━━━━━ TASK INPUT ━━━━━
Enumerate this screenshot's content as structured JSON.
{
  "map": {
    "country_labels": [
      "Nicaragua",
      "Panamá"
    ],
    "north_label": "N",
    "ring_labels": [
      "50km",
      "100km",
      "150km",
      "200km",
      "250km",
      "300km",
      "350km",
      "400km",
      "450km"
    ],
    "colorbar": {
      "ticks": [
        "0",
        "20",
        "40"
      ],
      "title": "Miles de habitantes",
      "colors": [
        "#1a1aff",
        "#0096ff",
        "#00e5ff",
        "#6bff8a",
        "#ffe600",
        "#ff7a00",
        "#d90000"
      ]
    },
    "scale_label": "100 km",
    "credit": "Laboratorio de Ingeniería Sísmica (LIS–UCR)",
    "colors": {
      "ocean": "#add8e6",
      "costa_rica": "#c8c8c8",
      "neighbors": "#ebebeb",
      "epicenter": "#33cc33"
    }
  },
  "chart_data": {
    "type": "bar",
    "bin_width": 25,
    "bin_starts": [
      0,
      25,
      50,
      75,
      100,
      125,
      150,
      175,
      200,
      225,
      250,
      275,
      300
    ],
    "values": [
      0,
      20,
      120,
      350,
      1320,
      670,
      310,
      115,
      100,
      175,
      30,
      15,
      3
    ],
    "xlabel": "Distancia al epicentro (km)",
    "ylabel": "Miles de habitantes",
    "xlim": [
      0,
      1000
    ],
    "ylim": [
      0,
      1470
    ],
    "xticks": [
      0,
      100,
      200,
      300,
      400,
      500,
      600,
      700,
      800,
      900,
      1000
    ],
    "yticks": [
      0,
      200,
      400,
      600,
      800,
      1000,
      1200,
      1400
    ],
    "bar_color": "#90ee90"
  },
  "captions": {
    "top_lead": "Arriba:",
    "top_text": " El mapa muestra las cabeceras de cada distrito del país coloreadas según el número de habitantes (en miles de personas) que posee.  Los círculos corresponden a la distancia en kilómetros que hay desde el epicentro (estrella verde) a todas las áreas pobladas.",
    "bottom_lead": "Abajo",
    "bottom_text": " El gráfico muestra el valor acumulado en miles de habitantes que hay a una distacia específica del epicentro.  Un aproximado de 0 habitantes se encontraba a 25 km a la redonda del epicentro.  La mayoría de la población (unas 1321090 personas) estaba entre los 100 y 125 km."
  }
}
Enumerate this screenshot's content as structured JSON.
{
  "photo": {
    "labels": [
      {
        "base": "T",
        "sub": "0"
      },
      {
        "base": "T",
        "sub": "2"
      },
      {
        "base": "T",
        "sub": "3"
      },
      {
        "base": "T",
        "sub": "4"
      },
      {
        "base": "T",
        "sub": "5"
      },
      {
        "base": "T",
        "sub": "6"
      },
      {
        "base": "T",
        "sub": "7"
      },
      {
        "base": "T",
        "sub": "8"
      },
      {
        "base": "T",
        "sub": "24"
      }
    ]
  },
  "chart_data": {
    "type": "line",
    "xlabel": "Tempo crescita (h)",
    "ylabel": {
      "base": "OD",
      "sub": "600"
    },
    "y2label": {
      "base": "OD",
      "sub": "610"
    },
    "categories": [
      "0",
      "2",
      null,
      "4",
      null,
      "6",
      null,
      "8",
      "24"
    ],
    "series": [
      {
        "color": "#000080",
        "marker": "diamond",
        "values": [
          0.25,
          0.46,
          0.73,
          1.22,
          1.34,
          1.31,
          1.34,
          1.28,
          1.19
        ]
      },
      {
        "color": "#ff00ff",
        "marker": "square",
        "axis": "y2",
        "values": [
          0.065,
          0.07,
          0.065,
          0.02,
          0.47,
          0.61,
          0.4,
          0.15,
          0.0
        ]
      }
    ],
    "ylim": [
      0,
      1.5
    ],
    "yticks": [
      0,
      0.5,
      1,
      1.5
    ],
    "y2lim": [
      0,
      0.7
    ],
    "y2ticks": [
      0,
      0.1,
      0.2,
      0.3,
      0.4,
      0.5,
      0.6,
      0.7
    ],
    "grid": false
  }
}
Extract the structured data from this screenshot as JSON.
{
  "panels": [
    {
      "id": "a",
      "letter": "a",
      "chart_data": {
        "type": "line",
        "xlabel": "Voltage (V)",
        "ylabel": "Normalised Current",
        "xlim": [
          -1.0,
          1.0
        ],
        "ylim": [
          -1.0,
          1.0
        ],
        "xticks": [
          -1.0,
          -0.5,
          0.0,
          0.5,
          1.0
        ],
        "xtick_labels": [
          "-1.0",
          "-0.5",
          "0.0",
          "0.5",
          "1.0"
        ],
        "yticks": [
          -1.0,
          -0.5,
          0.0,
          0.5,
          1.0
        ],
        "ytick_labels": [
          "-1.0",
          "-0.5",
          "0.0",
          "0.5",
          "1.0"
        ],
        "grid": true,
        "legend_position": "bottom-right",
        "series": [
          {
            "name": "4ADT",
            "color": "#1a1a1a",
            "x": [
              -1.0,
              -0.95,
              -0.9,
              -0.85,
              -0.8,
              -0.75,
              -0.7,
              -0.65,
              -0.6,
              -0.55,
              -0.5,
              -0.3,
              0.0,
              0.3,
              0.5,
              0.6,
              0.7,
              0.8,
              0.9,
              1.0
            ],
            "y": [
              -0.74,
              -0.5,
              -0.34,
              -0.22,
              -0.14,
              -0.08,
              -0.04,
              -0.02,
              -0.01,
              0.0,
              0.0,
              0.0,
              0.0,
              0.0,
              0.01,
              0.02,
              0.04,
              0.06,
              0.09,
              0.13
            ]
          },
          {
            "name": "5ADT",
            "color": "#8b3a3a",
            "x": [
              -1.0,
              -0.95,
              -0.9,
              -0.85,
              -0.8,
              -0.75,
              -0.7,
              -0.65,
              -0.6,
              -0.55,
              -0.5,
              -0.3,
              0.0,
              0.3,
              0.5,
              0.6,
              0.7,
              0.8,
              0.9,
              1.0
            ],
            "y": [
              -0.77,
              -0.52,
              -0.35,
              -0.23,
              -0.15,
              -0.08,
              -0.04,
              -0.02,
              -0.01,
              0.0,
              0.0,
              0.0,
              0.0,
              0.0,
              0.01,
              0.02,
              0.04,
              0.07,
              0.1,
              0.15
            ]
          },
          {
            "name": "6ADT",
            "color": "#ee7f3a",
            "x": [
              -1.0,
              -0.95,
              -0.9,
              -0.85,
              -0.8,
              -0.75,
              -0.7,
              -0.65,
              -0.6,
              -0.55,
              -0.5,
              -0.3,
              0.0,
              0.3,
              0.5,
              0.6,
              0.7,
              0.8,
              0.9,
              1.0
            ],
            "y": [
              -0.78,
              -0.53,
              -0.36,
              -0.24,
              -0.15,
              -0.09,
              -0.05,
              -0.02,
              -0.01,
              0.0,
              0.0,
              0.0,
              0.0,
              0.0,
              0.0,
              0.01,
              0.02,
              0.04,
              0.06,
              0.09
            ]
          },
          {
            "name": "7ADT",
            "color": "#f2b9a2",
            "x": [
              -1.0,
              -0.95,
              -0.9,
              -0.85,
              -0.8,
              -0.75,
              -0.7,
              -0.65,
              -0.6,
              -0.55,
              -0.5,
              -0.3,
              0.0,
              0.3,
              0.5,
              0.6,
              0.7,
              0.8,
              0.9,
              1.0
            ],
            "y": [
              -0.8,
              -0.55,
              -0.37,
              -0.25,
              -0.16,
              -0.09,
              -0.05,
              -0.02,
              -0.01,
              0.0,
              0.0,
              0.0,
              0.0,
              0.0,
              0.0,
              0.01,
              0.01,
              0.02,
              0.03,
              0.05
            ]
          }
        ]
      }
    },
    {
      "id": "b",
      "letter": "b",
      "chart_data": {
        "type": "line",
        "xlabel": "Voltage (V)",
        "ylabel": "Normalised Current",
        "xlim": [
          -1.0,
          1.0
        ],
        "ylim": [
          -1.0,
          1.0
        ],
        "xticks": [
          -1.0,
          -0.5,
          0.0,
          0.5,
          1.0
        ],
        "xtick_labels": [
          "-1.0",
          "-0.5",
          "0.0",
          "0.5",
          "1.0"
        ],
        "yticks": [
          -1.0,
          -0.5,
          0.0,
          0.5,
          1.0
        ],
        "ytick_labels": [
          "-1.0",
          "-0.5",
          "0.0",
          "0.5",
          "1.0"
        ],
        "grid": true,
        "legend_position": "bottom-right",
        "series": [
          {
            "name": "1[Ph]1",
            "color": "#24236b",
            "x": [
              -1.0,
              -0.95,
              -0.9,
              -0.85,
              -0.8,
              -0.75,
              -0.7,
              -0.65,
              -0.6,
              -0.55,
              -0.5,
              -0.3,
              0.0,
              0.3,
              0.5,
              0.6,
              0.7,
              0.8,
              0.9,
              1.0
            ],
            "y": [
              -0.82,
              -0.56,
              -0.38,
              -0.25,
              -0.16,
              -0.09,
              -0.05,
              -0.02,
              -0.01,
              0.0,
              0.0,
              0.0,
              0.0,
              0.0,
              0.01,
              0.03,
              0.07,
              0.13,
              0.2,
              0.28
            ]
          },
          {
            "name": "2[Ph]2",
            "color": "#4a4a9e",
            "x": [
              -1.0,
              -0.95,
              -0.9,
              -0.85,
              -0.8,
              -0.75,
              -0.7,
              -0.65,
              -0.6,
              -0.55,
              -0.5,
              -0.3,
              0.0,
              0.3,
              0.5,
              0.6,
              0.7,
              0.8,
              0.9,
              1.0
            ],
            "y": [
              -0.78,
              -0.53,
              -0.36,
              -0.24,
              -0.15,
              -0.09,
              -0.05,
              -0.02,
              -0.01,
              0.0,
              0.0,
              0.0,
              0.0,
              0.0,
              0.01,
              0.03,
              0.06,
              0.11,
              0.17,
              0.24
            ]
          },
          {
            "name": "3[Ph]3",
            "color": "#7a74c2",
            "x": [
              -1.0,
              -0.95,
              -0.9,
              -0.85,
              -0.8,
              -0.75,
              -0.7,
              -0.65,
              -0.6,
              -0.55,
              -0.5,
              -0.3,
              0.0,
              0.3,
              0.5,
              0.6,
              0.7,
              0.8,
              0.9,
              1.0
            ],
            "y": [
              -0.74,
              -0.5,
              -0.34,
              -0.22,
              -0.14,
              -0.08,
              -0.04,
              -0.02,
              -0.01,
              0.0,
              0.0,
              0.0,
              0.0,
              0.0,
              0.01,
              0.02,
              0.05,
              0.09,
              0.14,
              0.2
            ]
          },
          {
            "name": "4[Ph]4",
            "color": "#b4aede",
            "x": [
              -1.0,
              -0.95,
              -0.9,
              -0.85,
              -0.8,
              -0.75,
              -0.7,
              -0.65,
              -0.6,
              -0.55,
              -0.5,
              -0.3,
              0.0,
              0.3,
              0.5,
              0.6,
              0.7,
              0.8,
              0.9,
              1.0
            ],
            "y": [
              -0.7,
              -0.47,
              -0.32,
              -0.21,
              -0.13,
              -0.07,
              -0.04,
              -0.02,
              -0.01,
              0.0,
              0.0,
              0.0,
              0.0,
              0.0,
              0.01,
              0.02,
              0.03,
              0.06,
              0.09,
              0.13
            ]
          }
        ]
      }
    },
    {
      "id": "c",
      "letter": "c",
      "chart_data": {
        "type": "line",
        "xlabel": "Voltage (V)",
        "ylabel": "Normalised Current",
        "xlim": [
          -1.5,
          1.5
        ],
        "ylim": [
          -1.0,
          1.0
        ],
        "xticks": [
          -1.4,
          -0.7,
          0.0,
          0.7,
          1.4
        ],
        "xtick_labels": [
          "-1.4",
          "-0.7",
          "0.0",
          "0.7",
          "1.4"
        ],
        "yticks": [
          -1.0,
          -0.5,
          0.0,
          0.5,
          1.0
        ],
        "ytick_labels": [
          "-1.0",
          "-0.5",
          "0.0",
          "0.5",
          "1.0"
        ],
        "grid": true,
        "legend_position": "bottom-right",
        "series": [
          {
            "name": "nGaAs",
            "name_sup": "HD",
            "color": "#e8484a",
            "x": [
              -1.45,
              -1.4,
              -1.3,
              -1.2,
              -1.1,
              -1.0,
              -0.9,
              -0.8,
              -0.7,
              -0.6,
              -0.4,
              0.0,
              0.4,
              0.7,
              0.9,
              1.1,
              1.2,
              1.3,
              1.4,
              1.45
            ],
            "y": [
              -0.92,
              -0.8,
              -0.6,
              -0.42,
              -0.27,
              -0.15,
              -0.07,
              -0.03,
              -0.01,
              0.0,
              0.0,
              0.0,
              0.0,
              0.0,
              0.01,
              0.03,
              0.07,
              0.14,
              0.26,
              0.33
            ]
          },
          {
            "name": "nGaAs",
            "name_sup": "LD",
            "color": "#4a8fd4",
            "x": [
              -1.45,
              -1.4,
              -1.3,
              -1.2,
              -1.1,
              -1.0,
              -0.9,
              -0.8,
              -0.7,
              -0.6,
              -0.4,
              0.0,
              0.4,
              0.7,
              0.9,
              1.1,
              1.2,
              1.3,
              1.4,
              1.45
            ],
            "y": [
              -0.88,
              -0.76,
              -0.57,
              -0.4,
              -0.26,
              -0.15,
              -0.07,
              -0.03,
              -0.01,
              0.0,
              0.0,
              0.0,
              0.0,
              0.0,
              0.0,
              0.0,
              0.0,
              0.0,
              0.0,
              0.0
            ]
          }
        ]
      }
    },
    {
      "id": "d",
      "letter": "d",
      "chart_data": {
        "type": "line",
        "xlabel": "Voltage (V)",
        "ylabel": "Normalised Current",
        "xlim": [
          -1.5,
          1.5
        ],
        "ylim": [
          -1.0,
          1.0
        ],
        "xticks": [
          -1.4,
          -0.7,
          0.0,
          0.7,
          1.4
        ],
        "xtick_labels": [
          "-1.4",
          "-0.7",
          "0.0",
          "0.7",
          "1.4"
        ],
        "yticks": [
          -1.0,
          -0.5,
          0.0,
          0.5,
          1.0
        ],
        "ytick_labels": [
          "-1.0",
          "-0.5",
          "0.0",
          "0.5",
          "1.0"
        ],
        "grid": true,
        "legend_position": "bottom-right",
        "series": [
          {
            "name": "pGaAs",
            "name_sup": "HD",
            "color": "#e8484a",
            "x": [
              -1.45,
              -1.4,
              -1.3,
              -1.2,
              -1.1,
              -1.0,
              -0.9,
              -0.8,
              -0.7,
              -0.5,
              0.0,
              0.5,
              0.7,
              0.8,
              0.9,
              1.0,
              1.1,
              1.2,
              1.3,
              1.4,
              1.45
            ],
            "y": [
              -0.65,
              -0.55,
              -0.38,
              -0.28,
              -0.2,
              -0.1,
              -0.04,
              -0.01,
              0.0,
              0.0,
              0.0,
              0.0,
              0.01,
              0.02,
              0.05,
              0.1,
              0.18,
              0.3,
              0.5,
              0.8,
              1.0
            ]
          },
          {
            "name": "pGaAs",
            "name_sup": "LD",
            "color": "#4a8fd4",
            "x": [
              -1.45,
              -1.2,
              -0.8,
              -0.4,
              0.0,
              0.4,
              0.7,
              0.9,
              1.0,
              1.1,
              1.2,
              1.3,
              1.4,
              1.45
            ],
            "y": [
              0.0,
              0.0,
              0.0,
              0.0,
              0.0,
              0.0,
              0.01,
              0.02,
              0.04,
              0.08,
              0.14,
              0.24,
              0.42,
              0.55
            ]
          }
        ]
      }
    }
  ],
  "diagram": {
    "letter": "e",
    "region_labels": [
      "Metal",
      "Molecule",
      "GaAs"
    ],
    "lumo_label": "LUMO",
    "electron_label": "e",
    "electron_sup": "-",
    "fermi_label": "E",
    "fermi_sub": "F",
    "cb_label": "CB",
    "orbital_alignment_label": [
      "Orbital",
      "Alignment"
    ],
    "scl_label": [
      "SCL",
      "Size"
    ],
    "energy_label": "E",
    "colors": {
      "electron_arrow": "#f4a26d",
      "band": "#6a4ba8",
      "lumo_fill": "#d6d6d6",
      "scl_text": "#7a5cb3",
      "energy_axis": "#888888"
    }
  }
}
━━━━━
» WHAT YOU SHOULD DO
Wherever the word "letter" occurs in a line of the listing, copy that line.

» REPLY
      "letter": "a",
      "letter": "b",
      "letter": "c",
      "letter": "d",
    "letter": "e",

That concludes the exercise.